▶ [Written request]:
Write out all entries word for word.

────────────────

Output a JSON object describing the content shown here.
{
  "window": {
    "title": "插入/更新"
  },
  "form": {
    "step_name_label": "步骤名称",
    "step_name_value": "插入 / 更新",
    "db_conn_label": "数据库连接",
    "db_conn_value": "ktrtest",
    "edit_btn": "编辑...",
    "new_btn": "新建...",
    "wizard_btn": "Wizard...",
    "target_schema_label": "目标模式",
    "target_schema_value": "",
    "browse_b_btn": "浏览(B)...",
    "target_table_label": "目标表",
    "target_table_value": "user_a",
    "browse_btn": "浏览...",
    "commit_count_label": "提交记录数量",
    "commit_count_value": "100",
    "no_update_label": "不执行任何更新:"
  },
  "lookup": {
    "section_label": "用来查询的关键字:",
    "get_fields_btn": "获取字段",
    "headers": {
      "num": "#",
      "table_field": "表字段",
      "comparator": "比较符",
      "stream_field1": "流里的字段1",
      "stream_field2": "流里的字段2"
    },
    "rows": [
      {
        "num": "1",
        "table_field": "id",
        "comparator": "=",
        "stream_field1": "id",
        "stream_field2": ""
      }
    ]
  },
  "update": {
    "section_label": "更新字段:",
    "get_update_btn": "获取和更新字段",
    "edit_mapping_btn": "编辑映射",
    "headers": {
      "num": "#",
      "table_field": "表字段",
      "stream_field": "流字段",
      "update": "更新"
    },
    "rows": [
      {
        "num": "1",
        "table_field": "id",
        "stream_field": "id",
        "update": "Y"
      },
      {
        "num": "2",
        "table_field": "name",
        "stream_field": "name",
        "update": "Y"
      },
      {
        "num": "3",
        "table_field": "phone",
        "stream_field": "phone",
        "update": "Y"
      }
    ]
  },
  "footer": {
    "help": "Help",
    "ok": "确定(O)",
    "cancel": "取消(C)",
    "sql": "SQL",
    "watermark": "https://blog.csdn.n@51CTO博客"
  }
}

────────────────

▶ [Task output]:
Output a JSON object describing the content shown here.
{
  "window": {
    "title": "插入/更新"
  },
  "form": {
    "step_name_label": "步骤名称",
    "step_name_value": "插入 / 更新",
    "db_conn_label": "数据库连接",
    "db_conn_value": "ktrtest",
    "edit_btn": "编辑...",
    "new_btn": "新建...",
    "wizard_btn": "Wizard...",
    "target_schema_label": "目标模式",
    "target_schema_value": "",
    "browse_b_btn": "浏览(B)...",
    "target_table_label": "目标表",
    "target_table_value": "user_a",
    "browse_btn": "浏览...",
    "commit_count_label": "提交记录数量",
    "commit_count_value": "100",
    "no_update_label": "不执行任何更新:"
  },
  "lookup": {
    "section_label": "用来查询的关键字:",
    "get_fields_btn": "获取字段",
    "headers": {
      "num": "#",
      "table_field": "表字段",
      "comparator": "比较符",
      "stream_field1": "流里的字段1",
      "stream_field2": "流里的字段2"
    },
    "rows": [
      {
        "num": "1",
        "table_field": "id",
        "comparator": "=",
        "stream_field1": "id",
        "stream_field2": ""
      }
    ]
  },
  "update": {
    "section_label": "更新字段:",
    "get_update_btn": "获取和更新字段",
    "edit_mapping_btn": "编辑映射",
    "headers": {
      "num": "#",
      "table_field": "表字段",
      "stream_field": "流字段",
      "update": "更新"
    },
    "rows": [
      {
        "num": "1",
        "table_field": "id",
        "stream_field": "id",
        "update": "Y"
      },
      {
        "num": "2",
        "table_field": "name",
        "stream_field": "name",
        "update": "Y"
      },
      {
        "num": "3",
        "table_field": "phone",
        "stream_field": "phone",
        "update": "Y"
      }
    ]
  },
  "footer": {
    "help": "Help",
    "ok": "确定(O)",
    "cancel": "取消(C)",
    "sql": "SQL",
    "watermark": "https://blog.csdn.n@51CTO博客"
  }
}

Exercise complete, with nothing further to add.